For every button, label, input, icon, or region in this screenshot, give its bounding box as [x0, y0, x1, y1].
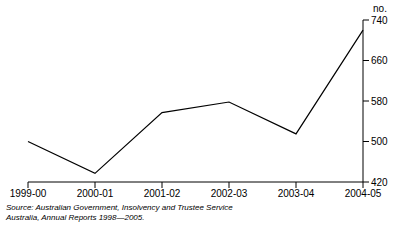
svg-text:no.: no. [373, 3, 387, 14]
html-text:Source: Australian Government,: Source: Australian Government, Insolvenc… [6, 203, 233, 222]
svg-text:2001-02: 2001-02 [144, 188, 181, 199]
svg-text:2004-05: 2004-05 [345, 188, 382, 199]
svg-text:660: 660 [371, 55, 388, 66]
svg-text:2000-01: 2000-01 [77, 188, 114, 199]
svg-text:2002-03: 2002-03 [211, 188, 248, 199]
svg-text:740: 740 [371, 15, 388, 26]
svg-text:2003-04: 2003-04 [278, 188, 315, 199]
svg-text:500: 500 [371, 136, 388, 147]
svg-text:580: 580 [371, 96, 388, 107]
svg-text:420: 420 [371, 177, 388, 188]
svg-text:1999-00: 1999-00 [10, 188, 47, 199]
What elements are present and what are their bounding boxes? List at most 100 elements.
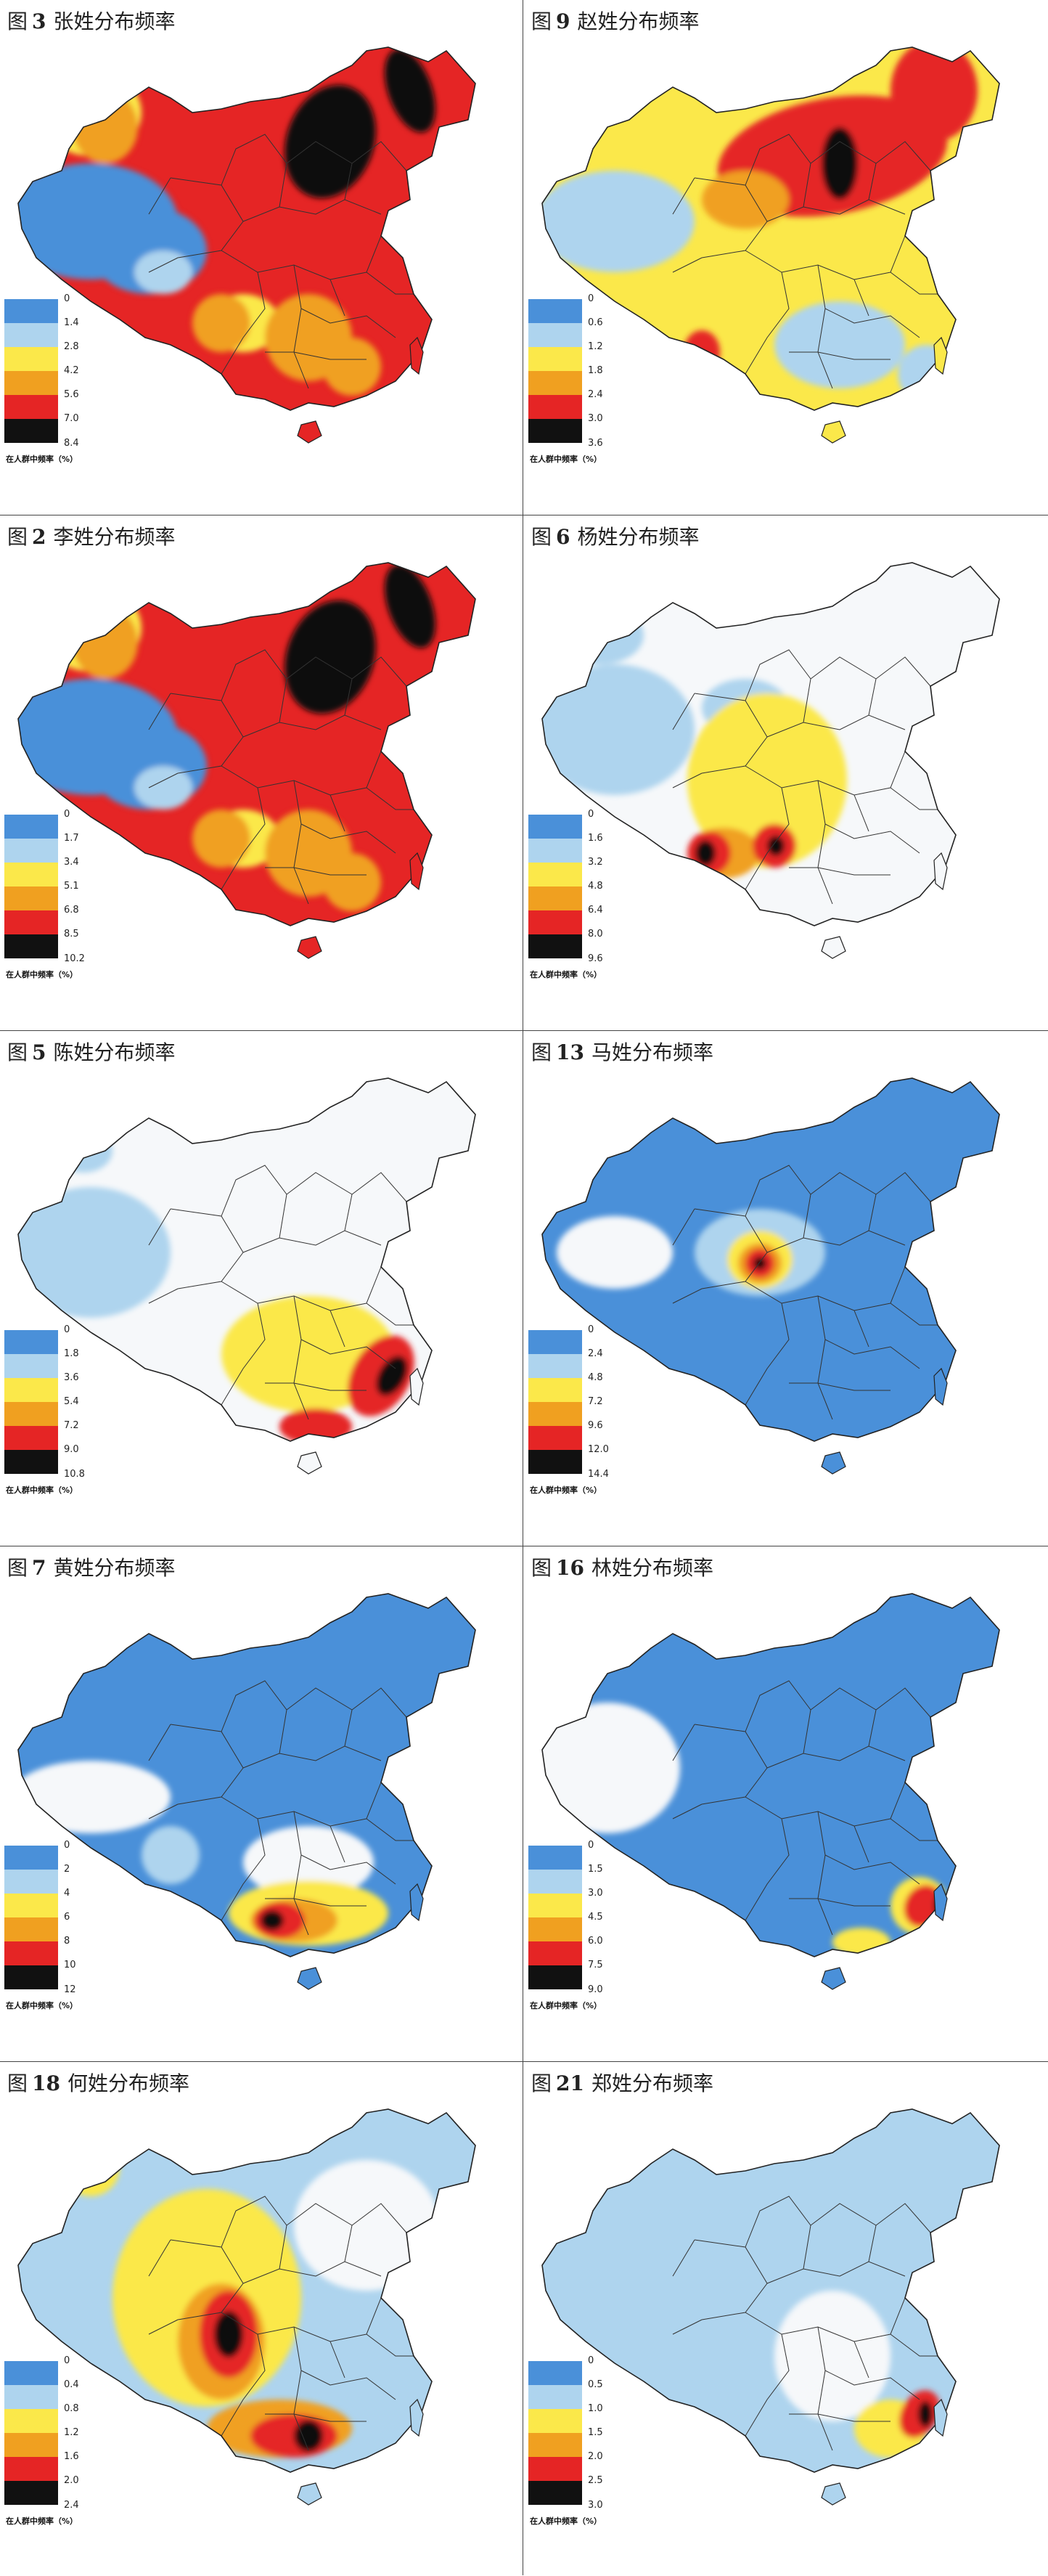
- legend-swatch: [4, 1426, 58, 1450]
- frequency-zone: [684, 330, 720, 374]
- province-border: [148, 1803, 179, 1819]
- province-border: [329, 2341, 345, 2379]
- hainan-island: [297, 936, 322, 959]
- legend-swatch: [4, 1917, 58, 1941]
- province-border: [221, 1818, 266, 1921]
- province-border: [265, 1898, 367, 1907]
- legend-label: 4.8: [588, 881, 603, 892]
- legend-swatch: [528, 1426, 582, 1450]
- legend-label: 0: [64, 2355, 70, 2366]
- legend-label: 7.2: [64, 1420, 79, 1431]
- legend-label: 2.8: [64, 341, 79, 352]
- legend-row: 6: [4, 1912, 150, 1941]
- legend-row: 3.0: [528, 413, 674, 443]
- map-legend: 0 0.6 1.2 1.8 2.4 3.0 3.6: [528, 293, 674, 449]
- province-border: [745, 272, 790, 375]
- figure-caption: 李姓分布频率: [53, 525, 176, 549]
- legend-swatch: [4, 1846, 58, 1870]
- map-legend: 0 2.4 4.8 7.2 9.6 12.0 14.4: [528, 1324, 674, 1480]
- china-map: [541, 2108, 1000, 2506]
- legend-label: 3.2: [588, 857, 603, 868]
- province-border: [868, 1172, 931, 1231]
- province-border: [672, 1724, 695, 1761]
- legend-unit: 在人群中频率（%）: [6, 1485, 78, 1495]
- province-border: [242, 1230, 382, 1253]
- legend-label: 0: [64, 809, 70, 820]
- legend-row: 5.4: [4, 1396, 150, 1426]
- frequency-zone: [385, 564, 435, 648]
- legend-swatch: [4, 1870, 58, 1894]
- legend-swatch: [4, 2409, 58, 2433]
- map-legend: 0 0.5 1.0 1.5 2.0 2.5 3.0: [528, 2355, 674, 2511]
- legend-row: 4.8: [528, 1372, 674, 1402]
- province-border: [221, 1303, 266, 1406]
- province-border: [672, 1803, 703, 1819]
- province-border: [745, 2196, 811, 2248]
- legend-swatch: [528, 419, 582, 443]
- legend-swatch: [528, 2457, 582, 2481]
- legend-row: 1.5: [528, 1864, 674, 1894]
- legend-swatch: [4, 1894, 58, 1917]
- legend-label: 6.0: [588, 1936, 603, 1947]
- legend-unit: 在人群中频率（%）: [530, 970, 602, 979]
- legend-label: 9.6: [588, 953, 603, 964]
- province-border: [672, 1288, 703, 1304]
- legend-label: 12: [64, 1984, 76, 1995]
- legend-swatch: [528, 323, 582, 347]
- frequency-zone: [774, 301, 905, 388]
- legend-label: 3.0: [588, 1888, 603, 1899]
- province-border: [148, 257, 179, 273]
- legend-label: 1.8: [588, 365, 603, 376]
- province-border: [366, 2297, 414, 2357]
- map-title: 图 13 马姓分布频率: [531, 1037, 713, 1066]
- province-border: [853, 279, 869, 317]
- province-border: [242, 199, 382, 222]
- frequency-zone: [891, 47, 978, 142]
- legend-row: 10: [4, 1960, 150, 1989]
- figure-number: 6: [556, 525, 570, 549]
- legend-row: 8.5: [4, 929, 150, 958]
- province-border: [148, 177, 171, 215]
- legend-swatch: [4, 2457, 58, 2481]
- frequency-zones: [62, 2138, 439, 2458]
- figure-number: 2: [32, 525, 46, 549]
- legend-row: 4: [4, 1888, 150, 1917]
- province-border: [366, 751, 414, 810]
- province-border: [221, 787, 266, 890]
- frequency-zone: [593, 1111, 636, 1147]
- province-border: [766, 199, 906, 222]
- legend-label: 9.0: [588, 1984, 603, 1995]
- legend-label: 4.5: [588, 1912, 603, 1923]
- map-panel: 图 21 郑姓分布频率 0 0.5 1.0 1.5 2.0 2.5 3.0 在人群中频率（%）: [524, 2062, 1046, 2576]
- legend-row: 9.6: [528, 1420, 674, 1450]
- legend-row: 1.4: [4, 317, 150, 347]
- legend-unit: 在人群中频率（%）: [530, 455, 602, 464]
- frequency-zone: [702, 171, 789, 229]
- map-panel: 图 2 李姓分布频率 0 1.7 3.4 5.1 6.8 8.5 10.2 在人群中频率（%）: [0, 515, 522, 1030]
- figure-number: 21: [556, 2071, 584, 2095]
- legend-swatch: [528, 886, 582, 910]
- legend-row: 1.5: [528, 2427, 674, 2457]
- legend-unit: 在人群中频率（%）: [6, 455, 78, 464]
- legend-row: 0.5: [528, 2379, 674, 2409]
- legend-swatch: [528, 1870, 582, 1894]
- frequency-zones: [18, 49, 435, 396]
- legend-label: 0.6: [588, 317, 603, 328]
- province-border: [293, 780, 396, 854]
- map-panel: 图 7 黄姓分布频率 0 2 4 6 8 10 12 在人群中频率（%）: [0, 1546, 522, 2061]
- china-map: [541, 1593, 1000, 1990]
- legend-row: 1.2: [528, 341, 674, 371]
- legend-swatch: [4, 1402, 58, 1426]
- province-border: [789, 1382, 891, 1391]
- legend-swatch: [4, 299, 58, 323]
- taiwan-island: [409, 1367, 424, 1406]
- frequency-zone: [62, 2138, 120, 2196]
- legend-swatch: [4, 2361, 58, 2385]
- province-border: [803, 1687, 877, 1754]
- frequency-zones: [18, 564, 435, 911]
- legend-row: 2.0: [4, 2475, 150, 2505]
- province-border: [745, 1303, 790, 1406]
- country-outline: [541, 1593, 1000, 1957]
- map-base-region: [542, 1594, 999, 1957]
- legend-label: 6: [64, 1912, 70, 1923]
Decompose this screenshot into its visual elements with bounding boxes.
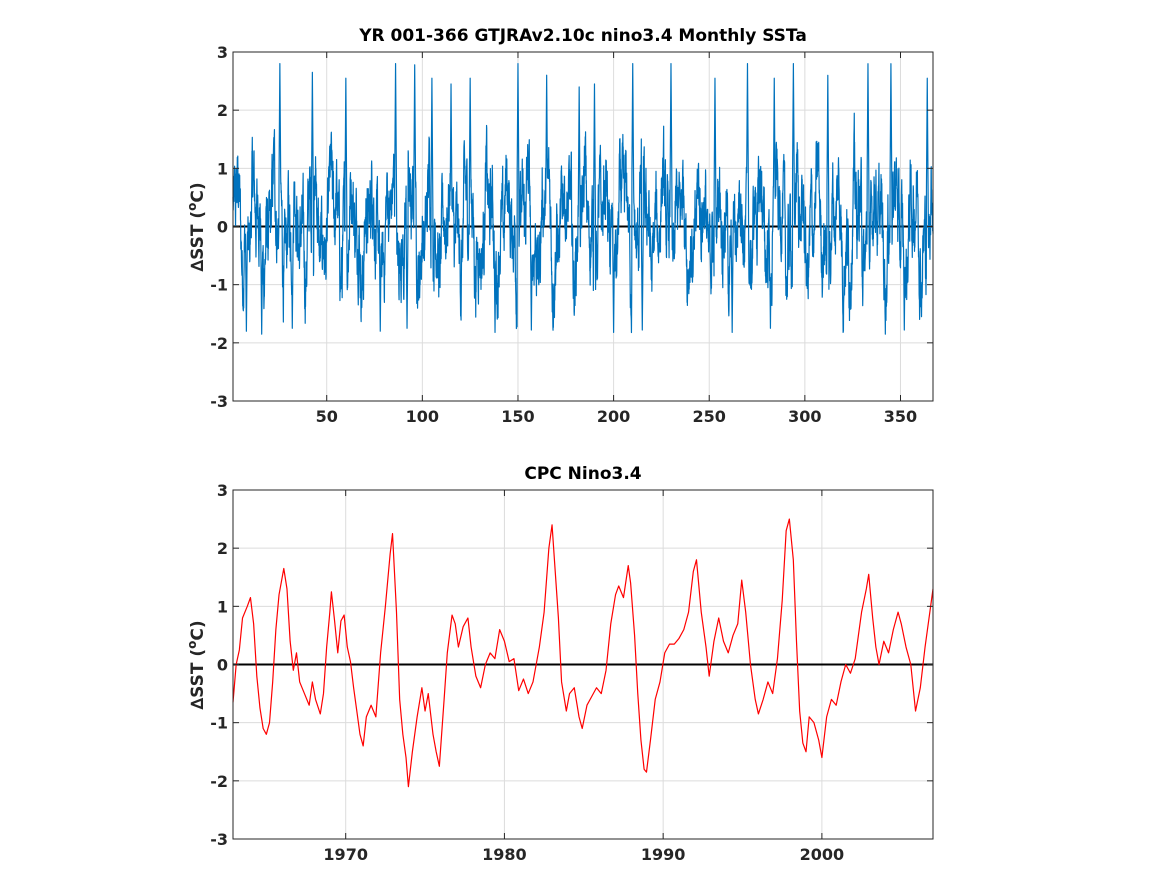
- y-tick-label: 1: [217, 159, 228, 178]
- x-tick-label: 1990: [641, 845, 686, 864]
- series-line: [232, 63, 934, 335]
- bottom-chart: CPC Nino3.4 1970 1980 1990 2000 -3-2-10123 …: [185, 464, 934, 864]
- x-tick-label: 100: [406, 407, 439, 426]
- y-tick-label: 2: [217, 101, 228, 120]
- x-tick-label: 250: [693, 407, 726, 426]
- y-tick-label: 2: [217, 539, 228, 558]
- y-tick-label: 3: [217, 43, 228, 62]
- bottom-chart-y-label: ∆SST (oC): [185, 620, 208, 709]
- top-chart-y-label: ∆SST (oC): [185, 182, 208, 271]
- y-tick-label: 1: [217, 597, 228, 616]
- top-chart: YR 001-366 GTJRAv2.10c nino3.4 Monthly S…: [185, 26, 934, 426]
- top-chart-y-ticks: -3 -2 -1 0 1 2 3: [210, 43, 933, 411]
- x-tick-label: 1980: [482, 845, 527, 864]
- y-tick-label: 0: [217, 656, 228, 675]
- top-chart-y-label-end: C): [188, 182, 208, 202]
- bottom-chart-title: CPC Nino3.4: [524, 464, 641, 484]
- series-line: [232, 518, 934, 788]
- x-tick-label: 200: [597, 407, 630, 426]
- top-chart-series: [232, 63, 934, 335]
- y-tick-label: 3: [217, 481, 228, 500]
- y-tick-label: -1: [210, 276, 228, 295]
- top-chart-y-label-sup: o: [185, 203, 199, 211]
- top-chart-x-ticks: 50 100 150 200 250 300 350: [316, 52, 917, 426]
- y-tick-label: -1: [210, 714, 228, 733]
- y-tick-label: -3: [210, 392, 228, 411]
- bottom-chart-y-ticks: -3 -2 -1 0 1 2 3: [210, 481, 933, 849]
- bottom-chart-x-ticks: 1970 1980 1990 2000: [323, 490, 844, 864]
- top-chart-title: YR 001-366 GTJRAv2.10c nino3.4 Monthly S…: [358, 26, 807, 46]
- y-tick-label: -3: [210, 830, 228, 849]
- bottom-chart-y-label-sup: o: [185, 641, 199, 649]
- y-tick-label: 0: [217, 218, 228, 237]
- x-tick-label: 350: [884, 407, 917, 426]
- y-tick-label: -2: [210, 334, 228, 353]
- x-tick-label: 300: [788, 407, 821, 426]
- bottom-chart-y-label-main: ∆SST (: [188, 649, 208, 710]
- top-chart-y-label-main: ∆SST (: [188, 211, 208, 272]
- x-tick-label: 150: [501, 407, 534, 426]
- bottom-chart-series: [232, 518, 934, 788]
- bottom-chart-y-label-end: C): [188, 620, 208, 640]
- x-tick-label: 1970: [323, 845, 368, 864]
- x-tick-label: 50: [316, 407, 338, 426]
- x-tick-label: 2000: [800, 845, 845, 864]
- y-tick-label: -2: [210, 772, 228, 791]
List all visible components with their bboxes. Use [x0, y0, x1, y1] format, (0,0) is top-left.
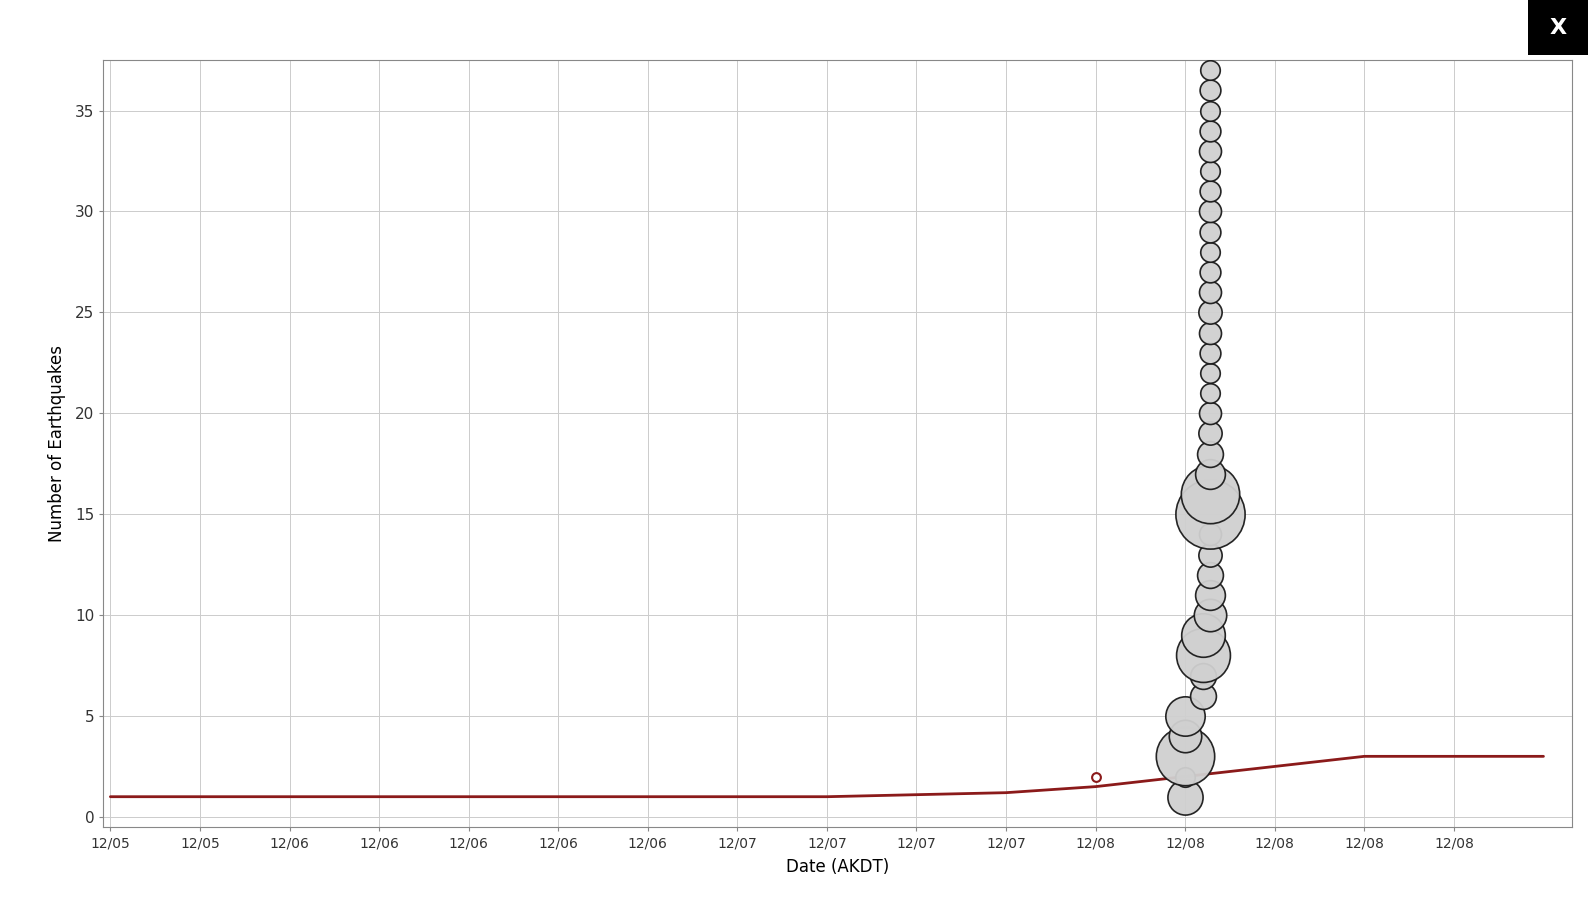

----------

▶ [WRITTEN PROBLEM]
Set out as a numbered list the stretch of the records from the line containing "- legend-swatch: [4, 1426, 58, 1450]" through the line containing "- legend-swatch: [4, 1870, 58, 1894]", leaving out any blank lines.

▶ [OUTPUT FOR THIS TASK]
1. - legend-swatch: [4, 1426, 58, 1450]
2. - frequency-zone: [684, 330, 720, 374]
3. - province-border: [148, 1803, 179, 1819]
4. - province-border: [329, 2341, 345, 2379]
5. - hainan-island: [297, 936, 322, 959]
6. - legend-swatch: [4, 1917, 58, 1941]
7. - province-border: [221, 1818, 266, 1921]
8. - province-border: [265, 1898, 367, 1907]
9. - legend-label: 4.8: [588, 881, 603, 892]
10. - legend-swatch: [528, 1426, 582, 1450]
11. - legend-label: 0: [64, 2355, 70, 2366]
12. - legend-label: 7.2: [64, 1420, 79, 1431]
13. - legend-label: 2.8: [64, 341, 79, 352]
14. - legend-row: 6: [4, 1912, 150, 1941]
15. - legend-row: 3.0: [528, 413, 674, 443]
16. - map-legend: 0 0.6 1.2 1.8 2.4 3.0 3.6: [528, 293, 674, 449]
17. - province-border: [745, 272, 790, 375]
18. - figure-caption: 李姓分布频率: [53, 525, 176, 549]
19. - legend-swatch: [4, 1846, 58, 1870]
20. - map-legend: 0 2.4 4.8 7.2 9.6 12.0 14.4: [528, 1324, 674, 1480]
21. - china-map: [541, 2108, 1000, 2506]
22. - legend-label: 3.2: [588, 857, 603, 868]
23. - province-border: [868, 1172, 931, 1231]
24. - province-border: [672, 1724, 695, 1761]
25. - legend-unit: 在人群中频率（%）: [6, 1485, 78, 1495]
26. - province-border: [242, 1230, 382, 1253]
27. - legend-label: 0: [64, 809, 70, 820]
28. - legend-row: 5.4: [4, 1396, 150, 1426]
29. - frequency-zone: [385, 564, 435, 648]
30. - legend-swatch: [4, 1870, 58, 1894]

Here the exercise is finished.